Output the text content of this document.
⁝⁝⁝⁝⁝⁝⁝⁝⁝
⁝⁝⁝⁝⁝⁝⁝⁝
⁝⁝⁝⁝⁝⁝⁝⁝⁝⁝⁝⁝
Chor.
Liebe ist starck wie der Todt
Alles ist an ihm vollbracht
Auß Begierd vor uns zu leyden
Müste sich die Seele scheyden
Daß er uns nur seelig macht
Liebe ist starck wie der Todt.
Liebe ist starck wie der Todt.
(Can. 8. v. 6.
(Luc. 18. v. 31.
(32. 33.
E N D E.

◇ ◇ ◇ ◇

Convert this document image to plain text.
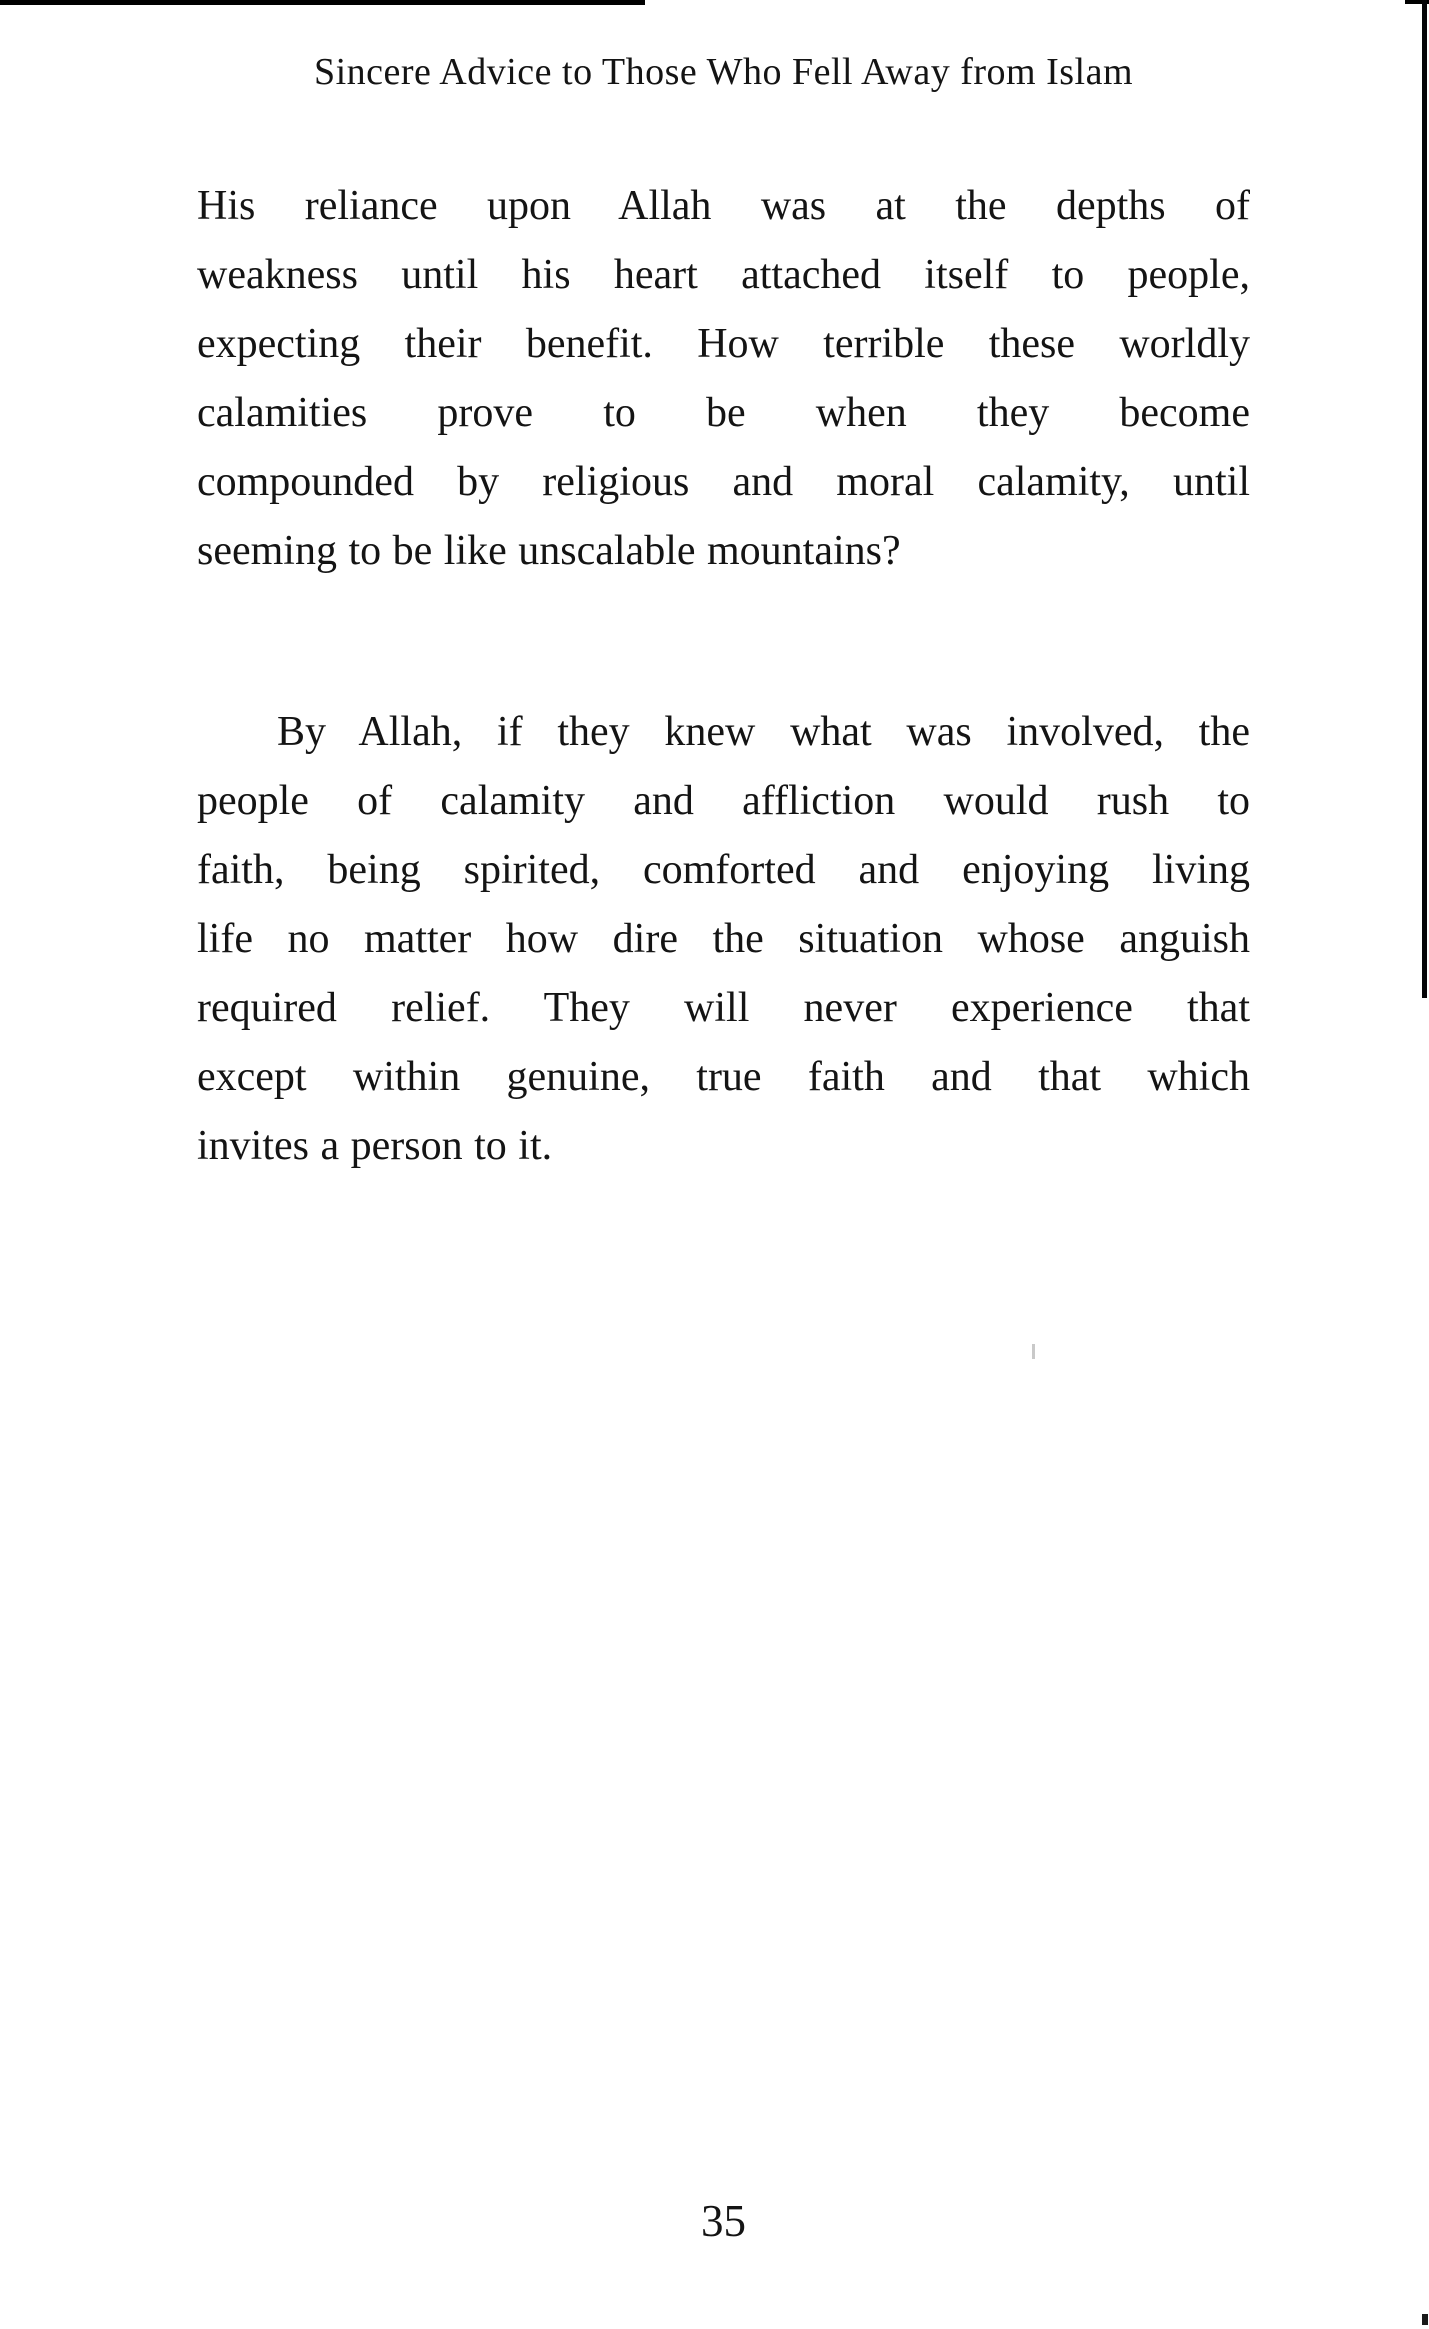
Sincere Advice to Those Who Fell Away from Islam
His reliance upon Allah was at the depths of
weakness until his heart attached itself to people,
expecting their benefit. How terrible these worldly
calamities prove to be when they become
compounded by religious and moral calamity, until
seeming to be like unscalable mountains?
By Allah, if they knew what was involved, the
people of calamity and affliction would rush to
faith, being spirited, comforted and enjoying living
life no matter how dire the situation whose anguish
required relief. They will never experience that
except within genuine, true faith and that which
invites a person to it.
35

◇ ◇ ◇ ◇

▶ **WHAT TO DO**
Your task is to pick out every line with the string "Allah" and copy it.

▶ **RESPONSE TO THIS TASK**
His reliance upon Allah was at the depths of
By Allah, if they knew what was involved, the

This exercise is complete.